**DOCUMENT EXCERPT**
start

# Tiny twin terror FINISHED!



## agentsmith (Mar 27, 2005)

I am very happy to say this one is finished, not that it was a bad kit or I had any real problems with it, the parts were so small I was afraid of losing some of them during construction or painting! 1/144 scale is not really my thing.

Here it is, the 1/144 scale Eduard Me 262 B-1a trainer.

















































BTW, the W.Nr. Eduard supplied for ''white S'' is wrong, there was a ''white S'' trainer but it is unknown what W.Nr. it had. The W.Nr.110556 belonged to a Me 262A-1a and not a Me 262B-1a.

Agentsmith


----------



## SJF (Dec 3, 1999)

Wow! I'm glad you put the quarter in the last pic, that really shows just how small this is. Nice job on this little sucker. 

Sean


----------



## John P (Sep 1, 1999)

Himmel!!!


----------



## agentsmith (Mar 27, 2005)

Thank you SJF and John!

I have one more tiny one to finish up and then its back to my regular sized models.

Below is a peek at what is on the bench now, a 1/48 scale Tamiya Me 262 in the markings of ''yellow 2'' from the new JaPo Me 262 book.
















And yes this is a real camouflage scheme!

Agentsmith


----------



## Cro-Magnon Man (Jun 11, 2001)

Excellent work again and nice photography. I notice there are no American troops standing around the plane this time - it was too small for them to find!


----------



## agentsmith (Mar 27, 2005)

Thanks Cro-Magnon Man!

The tiny Me 262B was noticed by U.S. troops...and they had little interest in it, what they really wanted was the Shrinking Ray gun that was one of the wonder weapons of the Third Reich.

end

**PROBLEM SET**
A: Repeat the rows word for word, from the line containing "Extract all elements" to the line containing "Point [98,650,121,665]", with both of those lines included.
B: Pick up the forum thread about the 1/144 scale Me 262 trainer model where it stops, and carry it on.

**DATA FOR PROCESSING**
start

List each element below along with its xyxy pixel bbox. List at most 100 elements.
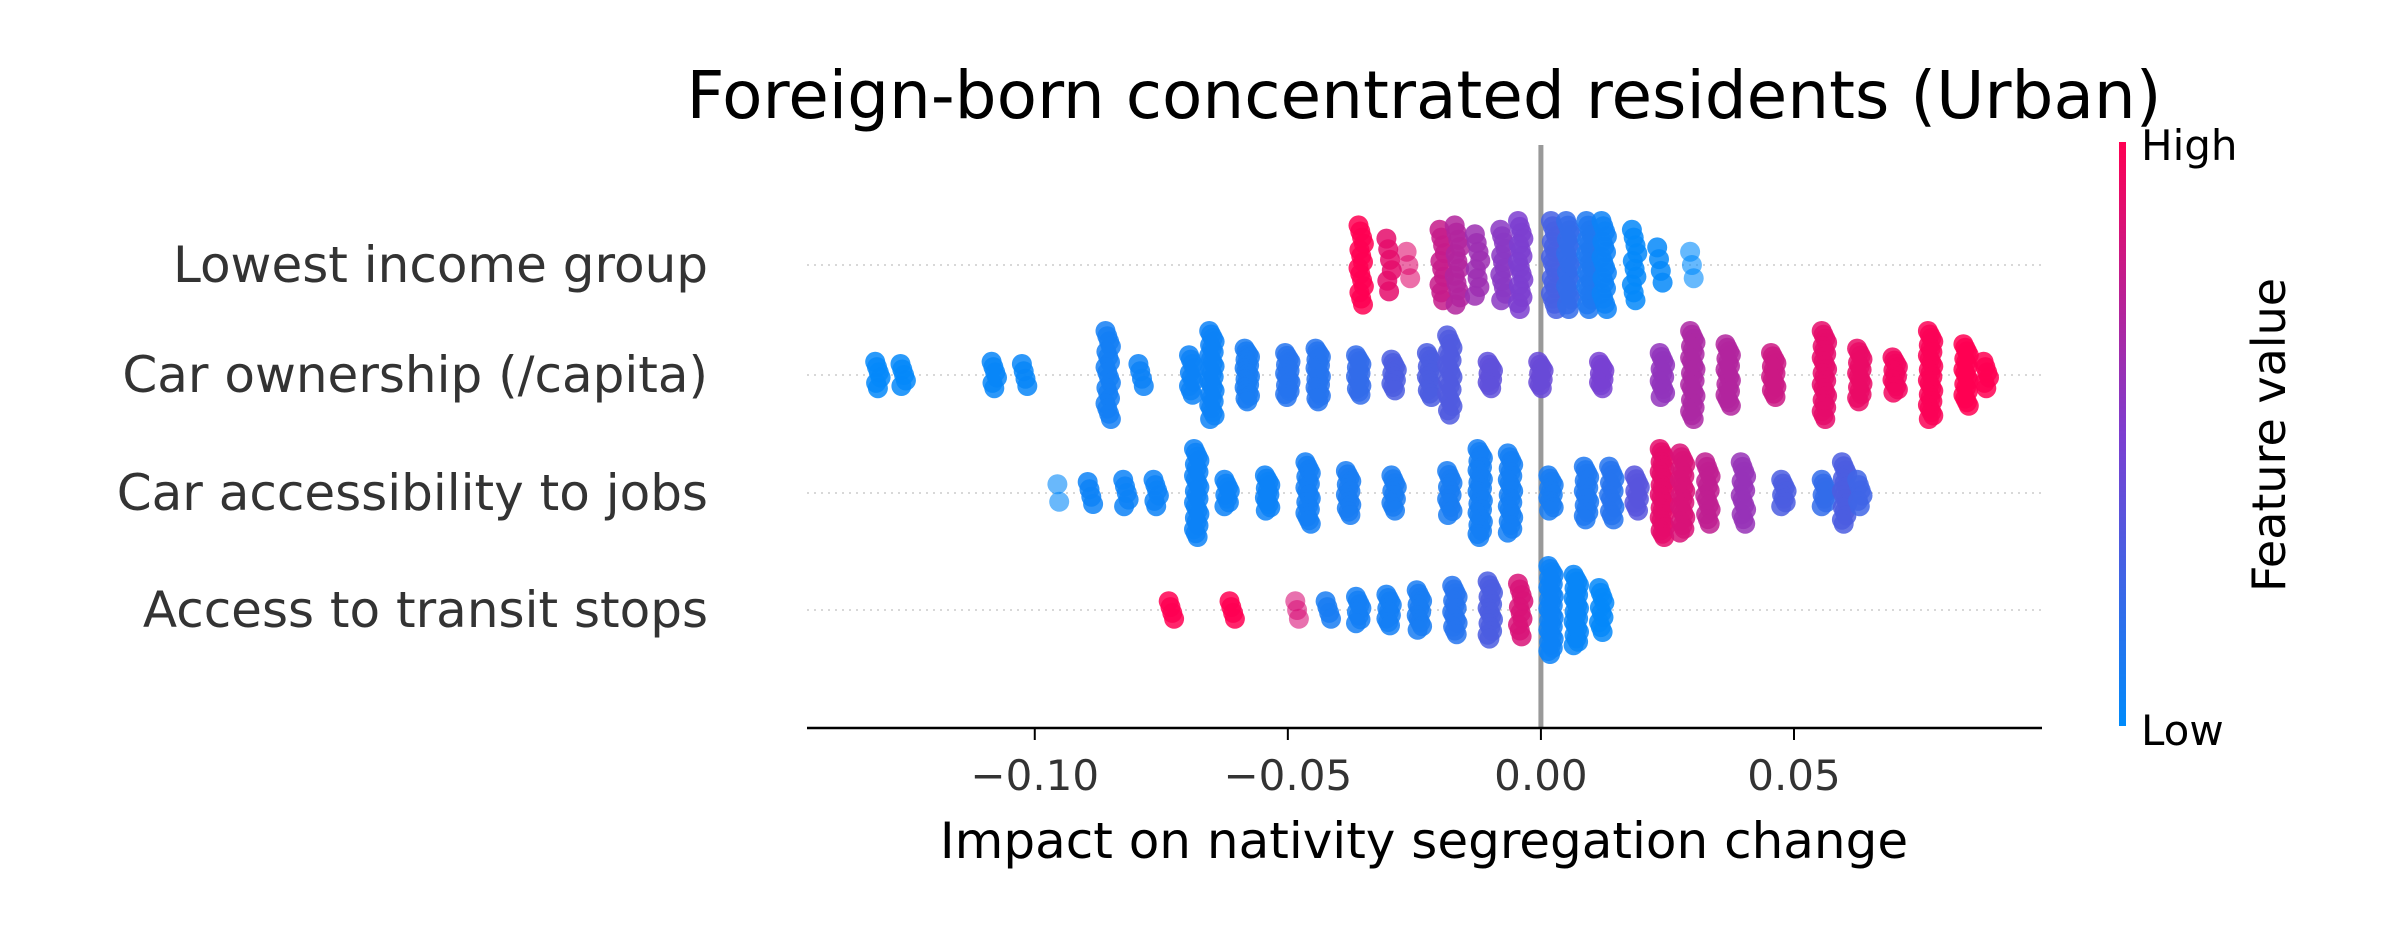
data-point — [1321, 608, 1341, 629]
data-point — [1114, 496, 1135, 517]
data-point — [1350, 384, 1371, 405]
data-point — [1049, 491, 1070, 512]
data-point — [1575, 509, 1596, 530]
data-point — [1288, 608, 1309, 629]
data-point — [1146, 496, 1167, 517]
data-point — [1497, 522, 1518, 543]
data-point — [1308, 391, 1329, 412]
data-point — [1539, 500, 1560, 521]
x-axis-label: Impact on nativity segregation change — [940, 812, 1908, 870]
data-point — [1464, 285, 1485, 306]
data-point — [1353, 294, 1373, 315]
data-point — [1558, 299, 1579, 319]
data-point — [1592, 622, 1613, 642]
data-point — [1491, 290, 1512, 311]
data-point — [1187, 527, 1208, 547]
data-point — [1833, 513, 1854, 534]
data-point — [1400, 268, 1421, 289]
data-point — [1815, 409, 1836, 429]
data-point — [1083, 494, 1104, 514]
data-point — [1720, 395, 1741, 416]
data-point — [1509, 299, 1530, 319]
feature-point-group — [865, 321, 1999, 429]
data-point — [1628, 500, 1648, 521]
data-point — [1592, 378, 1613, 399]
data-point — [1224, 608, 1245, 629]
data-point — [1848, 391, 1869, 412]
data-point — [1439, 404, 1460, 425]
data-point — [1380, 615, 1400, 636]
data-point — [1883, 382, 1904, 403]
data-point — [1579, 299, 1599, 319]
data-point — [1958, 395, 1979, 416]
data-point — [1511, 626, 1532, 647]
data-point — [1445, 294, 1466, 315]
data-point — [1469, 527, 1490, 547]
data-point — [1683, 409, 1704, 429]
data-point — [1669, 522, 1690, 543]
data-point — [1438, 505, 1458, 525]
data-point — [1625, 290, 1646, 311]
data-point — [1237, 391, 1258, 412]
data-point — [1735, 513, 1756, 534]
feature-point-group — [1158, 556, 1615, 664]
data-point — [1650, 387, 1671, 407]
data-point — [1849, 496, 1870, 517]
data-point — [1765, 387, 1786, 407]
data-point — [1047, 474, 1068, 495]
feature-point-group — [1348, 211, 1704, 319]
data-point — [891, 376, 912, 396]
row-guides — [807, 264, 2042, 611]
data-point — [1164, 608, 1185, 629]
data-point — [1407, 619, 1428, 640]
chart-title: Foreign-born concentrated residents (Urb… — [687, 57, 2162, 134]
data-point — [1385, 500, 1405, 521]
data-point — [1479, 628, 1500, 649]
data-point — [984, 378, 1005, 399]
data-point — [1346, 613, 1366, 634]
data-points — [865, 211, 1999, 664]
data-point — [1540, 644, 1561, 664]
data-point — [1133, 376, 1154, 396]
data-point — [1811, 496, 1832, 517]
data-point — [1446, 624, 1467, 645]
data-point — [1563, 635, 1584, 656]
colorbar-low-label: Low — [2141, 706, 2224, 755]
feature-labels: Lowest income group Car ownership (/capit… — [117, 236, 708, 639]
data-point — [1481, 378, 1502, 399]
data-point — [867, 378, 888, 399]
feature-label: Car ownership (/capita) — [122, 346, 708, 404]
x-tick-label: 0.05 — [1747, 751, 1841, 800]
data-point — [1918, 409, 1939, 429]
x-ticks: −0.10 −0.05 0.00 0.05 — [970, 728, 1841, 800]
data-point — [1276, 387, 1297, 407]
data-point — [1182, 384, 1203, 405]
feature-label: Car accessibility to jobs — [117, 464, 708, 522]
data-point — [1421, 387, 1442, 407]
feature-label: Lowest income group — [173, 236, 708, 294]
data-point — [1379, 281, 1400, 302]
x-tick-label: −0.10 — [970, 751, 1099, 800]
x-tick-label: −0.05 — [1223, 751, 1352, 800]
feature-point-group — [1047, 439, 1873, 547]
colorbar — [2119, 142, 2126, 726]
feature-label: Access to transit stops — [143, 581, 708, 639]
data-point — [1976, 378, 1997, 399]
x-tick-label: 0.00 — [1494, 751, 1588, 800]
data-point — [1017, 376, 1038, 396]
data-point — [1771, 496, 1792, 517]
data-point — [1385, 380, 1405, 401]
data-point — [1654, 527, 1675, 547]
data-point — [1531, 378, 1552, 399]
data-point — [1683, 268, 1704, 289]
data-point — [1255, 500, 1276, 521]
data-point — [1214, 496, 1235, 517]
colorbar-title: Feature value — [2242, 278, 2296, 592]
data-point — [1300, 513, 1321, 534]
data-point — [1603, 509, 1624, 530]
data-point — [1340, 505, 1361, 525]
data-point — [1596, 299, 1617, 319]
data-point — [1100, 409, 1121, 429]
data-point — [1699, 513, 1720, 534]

end
start

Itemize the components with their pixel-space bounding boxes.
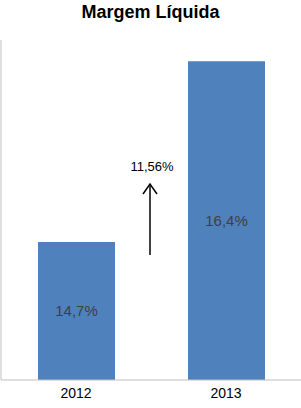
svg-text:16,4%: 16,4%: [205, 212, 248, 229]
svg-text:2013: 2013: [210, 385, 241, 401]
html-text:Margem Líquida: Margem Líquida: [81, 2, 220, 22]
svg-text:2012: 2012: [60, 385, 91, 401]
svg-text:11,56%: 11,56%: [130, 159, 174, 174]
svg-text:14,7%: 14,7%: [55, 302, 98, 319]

end
start

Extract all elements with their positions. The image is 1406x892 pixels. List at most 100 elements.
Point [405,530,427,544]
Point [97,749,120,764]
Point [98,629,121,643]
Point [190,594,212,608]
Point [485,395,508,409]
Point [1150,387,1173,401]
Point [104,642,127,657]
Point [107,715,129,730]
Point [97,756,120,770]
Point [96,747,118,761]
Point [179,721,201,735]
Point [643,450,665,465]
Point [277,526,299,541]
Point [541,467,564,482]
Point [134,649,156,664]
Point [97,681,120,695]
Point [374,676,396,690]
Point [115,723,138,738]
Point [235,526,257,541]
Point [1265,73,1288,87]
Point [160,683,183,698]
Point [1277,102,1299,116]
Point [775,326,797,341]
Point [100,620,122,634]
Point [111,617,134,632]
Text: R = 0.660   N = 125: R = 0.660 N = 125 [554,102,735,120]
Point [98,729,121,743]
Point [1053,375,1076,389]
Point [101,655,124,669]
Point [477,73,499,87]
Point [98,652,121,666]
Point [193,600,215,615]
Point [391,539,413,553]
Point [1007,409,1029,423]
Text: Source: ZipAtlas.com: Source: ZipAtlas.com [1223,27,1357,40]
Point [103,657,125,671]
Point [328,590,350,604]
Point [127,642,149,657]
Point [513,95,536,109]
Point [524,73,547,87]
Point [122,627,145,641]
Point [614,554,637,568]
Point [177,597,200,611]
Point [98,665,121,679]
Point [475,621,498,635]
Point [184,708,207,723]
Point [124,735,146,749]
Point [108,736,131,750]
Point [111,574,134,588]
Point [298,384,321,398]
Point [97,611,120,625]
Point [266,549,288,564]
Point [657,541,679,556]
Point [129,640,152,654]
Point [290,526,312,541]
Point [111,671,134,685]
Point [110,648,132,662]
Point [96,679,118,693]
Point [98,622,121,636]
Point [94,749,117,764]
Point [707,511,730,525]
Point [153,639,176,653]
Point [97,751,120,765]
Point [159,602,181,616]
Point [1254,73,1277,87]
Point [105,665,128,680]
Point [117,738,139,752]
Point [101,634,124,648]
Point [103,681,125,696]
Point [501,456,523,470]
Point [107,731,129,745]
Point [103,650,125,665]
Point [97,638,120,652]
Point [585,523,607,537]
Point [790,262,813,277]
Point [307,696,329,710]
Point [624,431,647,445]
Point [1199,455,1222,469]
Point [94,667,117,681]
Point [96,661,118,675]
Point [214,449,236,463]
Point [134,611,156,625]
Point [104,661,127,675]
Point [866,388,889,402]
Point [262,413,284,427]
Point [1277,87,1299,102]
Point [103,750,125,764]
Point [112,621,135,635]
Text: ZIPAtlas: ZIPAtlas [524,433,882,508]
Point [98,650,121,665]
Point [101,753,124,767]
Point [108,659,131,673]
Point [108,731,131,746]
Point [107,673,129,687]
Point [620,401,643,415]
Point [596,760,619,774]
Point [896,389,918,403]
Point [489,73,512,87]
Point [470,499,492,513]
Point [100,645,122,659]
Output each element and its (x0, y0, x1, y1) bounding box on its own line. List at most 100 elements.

end

**THE ANSWERS**
A:
Extract all elements with their positions. The image is 1406x892 pixels. List at most 100 elements.
Point [405,530,427,544]
Point [97,749,120,764]
Point [98,629,121,643]
Point [190,594,212,608]
Point [485,395,508,409]
Point [1150,387,1173,401]
Point [104,642,127,657]
Point [107,715,129,730]
Point [97,756,120,770]
Point [96,747,118,761]
Point [179,721,201,735]
Point [643,450,665,465]
Point [277,526,299,541]
Point [541,467,564,482]
Point [134,649,156,664]
Point [97,681,120,695]
Point [374,676,396,690]
Point [115,723,138,738]
Point [235,526,257,541]
Point [1265,73,1288,87]
Point [160,683,183,698]
Point [1277,102,1299,116]
Point [775,326,797,341]
Point [100,620,122,634]
Point [111,617,134,632]
Text: R = 0.660   N = 125: R = 0.660 N = 125 [554,102,735,120]
Point [98,729,121,743]
Point [1053,375,1076,389]
Point [101,655,124,669]
Point [477,73,499,87]
Point [98,652,121,666]
Point [193,600,215,615]
Point [391,539,413,553]
Point [1007,409,1029,423]
Text: Source: ZipAtlas.com: Source: ZipAtlas.com [1223,27,1357,40]
Point [103,657,125,671]
Point [328,590,350,604]
Point [127,642,149,657]
Point [513,95,536,109]
Point [524,73,547,87]
Point [122,627,145,641]
Point [614,554,637,568]
Point [177,597,200,611]
Point [98,665,121,679]
Point [475,621,498,635]
Point [184,708,207,723]
Point [124,735,146,749]
Point [108,736,131,750]
Point [111,574,134,588]
Point [298,384,321,398]
Point [97,611,120,625]
Point [266,549,288,564]
Point [657,541,679,556]
Point [129,640,152,654]
Point [290,526,312,541]
Point [111,671,134,685]
Point [110,648,132,662]
Point [96,679,118,693]
Point [98,622,121,636]
Point [94,749,117,764]
Point [707,511,730,525]
Point [153,639,176,653]
Point [97,751,120,765]
Point [159,602,181,616]
Point [1254,73,1277,87]
Point [105,665,128,680]
Point [117,738,139,752]
Point [101,634,124,648]
Point [103,681,125,696]
Point [501,456,523,470]
Point [107,731,129,745]
Point [103,650,125,665]
Point [97,638,120,652]
Point [585,523,607,537]
Point [790,262,813,277]
Point [307,696,329,710]
Point [624,431,647,445]
Point [1199,455,1222,469]
Point [94,667,117,681]
Point [96,661,118,675]
Point [214,449,236,463]
Point [134,611,156,625]
Point [104,661,127,675]
Point [866,388,889,402]
Point [262,413,284,427]
Point [1277,87,1299,102]
Point [103,750,125,764]
Point [112,621,135,635]
Text: ZIPAtlas: ZIPAtlas [524,433,882,508]
Point [98,650,121,665]

B:
Agentsmith


----------



## roadrner (Jul 21, 1999)

Amazing! Great build...............:thumbsup::thumbsup: rr


----------



## Pete McKay (Dec 20, 2006)

Agentsmith, what US troops failed to realize was that the death ray was really a reduction ray, which was dismissed when discovered in a barn near Augsburg in late 1945. It wasn't until 1989 when Dr. Wayne Szalinski accidently shrunk his kids that a real interest in the weapon began.


----------



## agentsmith (Mar 27, 2005)

Thank you roadrner!

Pete,
You are right about the shrinking ray and the accident that happened to Dr. Szalinskis children, I remember a movie being made years ago about the incident.


Agentsmith


----------



## Pete McKay (Dec 20, 2006)

It was supposed to be a documentary but Disney messed it up, as usual.


----------



## agentsmith (Mar 27, 2005)

Pete,
It looks like Disney made the same kind of quality ''documentary'' like the History Channel does today.

Agentsmith


----------



## Parts Pit Mike (Jan 3, 2001)

Oh you guys.....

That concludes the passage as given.